■ Instruction:
Reproduce the records below exactly as they appear.

* BEGIN Data shown *

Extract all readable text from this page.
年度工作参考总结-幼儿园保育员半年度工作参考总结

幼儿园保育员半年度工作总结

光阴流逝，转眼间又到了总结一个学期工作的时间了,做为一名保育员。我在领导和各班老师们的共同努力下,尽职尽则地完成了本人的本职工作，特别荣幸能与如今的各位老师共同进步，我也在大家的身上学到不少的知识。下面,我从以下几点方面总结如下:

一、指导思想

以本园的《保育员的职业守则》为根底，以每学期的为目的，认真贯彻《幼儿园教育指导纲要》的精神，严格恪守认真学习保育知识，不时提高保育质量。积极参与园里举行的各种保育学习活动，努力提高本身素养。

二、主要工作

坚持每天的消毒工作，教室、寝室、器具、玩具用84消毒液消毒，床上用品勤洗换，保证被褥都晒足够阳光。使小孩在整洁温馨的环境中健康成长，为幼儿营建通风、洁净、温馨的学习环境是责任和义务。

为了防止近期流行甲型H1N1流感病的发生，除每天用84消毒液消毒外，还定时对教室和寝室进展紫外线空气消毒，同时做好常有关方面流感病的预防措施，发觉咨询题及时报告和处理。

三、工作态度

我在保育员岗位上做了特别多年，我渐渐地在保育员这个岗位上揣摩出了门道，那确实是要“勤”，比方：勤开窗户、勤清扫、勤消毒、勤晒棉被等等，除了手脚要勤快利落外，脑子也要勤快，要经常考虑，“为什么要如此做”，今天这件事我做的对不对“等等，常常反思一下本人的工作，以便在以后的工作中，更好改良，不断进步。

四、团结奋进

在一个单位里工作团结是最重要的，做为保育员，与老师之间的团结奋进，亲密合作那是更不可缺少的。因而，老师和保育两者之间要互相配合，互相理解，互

* END Data shown *

■ Task answer:
Extract all readable text from this page.
年度工作参考总结-幼儿园保育员半年度工作参考总结

幼儿园保育员半年度工作总结

光阴流逝，转眼间又到了总结一个学期工作的时间了,做为一名保育员。我在领导和各班老师们的共同努力下,尽职尽则地完成了本人的本职工作，特别荣幸能与如今的各位老师共同进步，我也在大家的身上学到不少的知识。下面,我从以下几点方面总结如下:

一、指导思想

以本园的《保育员的职业守则》为根底，以每学期的为目的，认真贯彻《幼儿园教育指导纲要》的精神，严格恪守认真学习保育知识，不时提高保育质量。积极参与园里举行的各种保育学习活动，努力提高本身素养。

二、主要工作

坚持每天的消毒工作，教室、寝室、器具、玩具用84消毒液消毒，床上用品勤洗换，保证被褥都晒足够阳光。使小孩在整洁温馨的环境中健康成长，为幼儿营建通风、洁净、温馨的学习环境是责任和义务。

为了防止近期流行甲型H1N1流感病的发生，除每天用84消毒液消毒外，还定时对教室和寝室进展紫外线空气消毒，同时做好常有关方面流感病的预防措施，发觉咨询题及时报告和处理。

三、工作态度

我在保育员岗位上做了特别多年，我渐渐地在保育员这个岗位上揣摩出了门道，那确实是要“勤”，比方：勤开窗户、勤清扫、勤消毒、勤晒棉被等等，除了手脚要勤快利落外，脑子也要勤快，要经常考虑，“为什么要如此做”，今天这件事我做的对不对“等等，常常反思一下本人的工作，以便在以后的工作中，更好改良，不断进步。

四、团结奋进

在一个单位里工作团结是最重要的，做为保育员，与老师之间的团结奋进，亲密合作那是更不可缺少的。因而，老师和保育两者之间要互相配合，互相理解，互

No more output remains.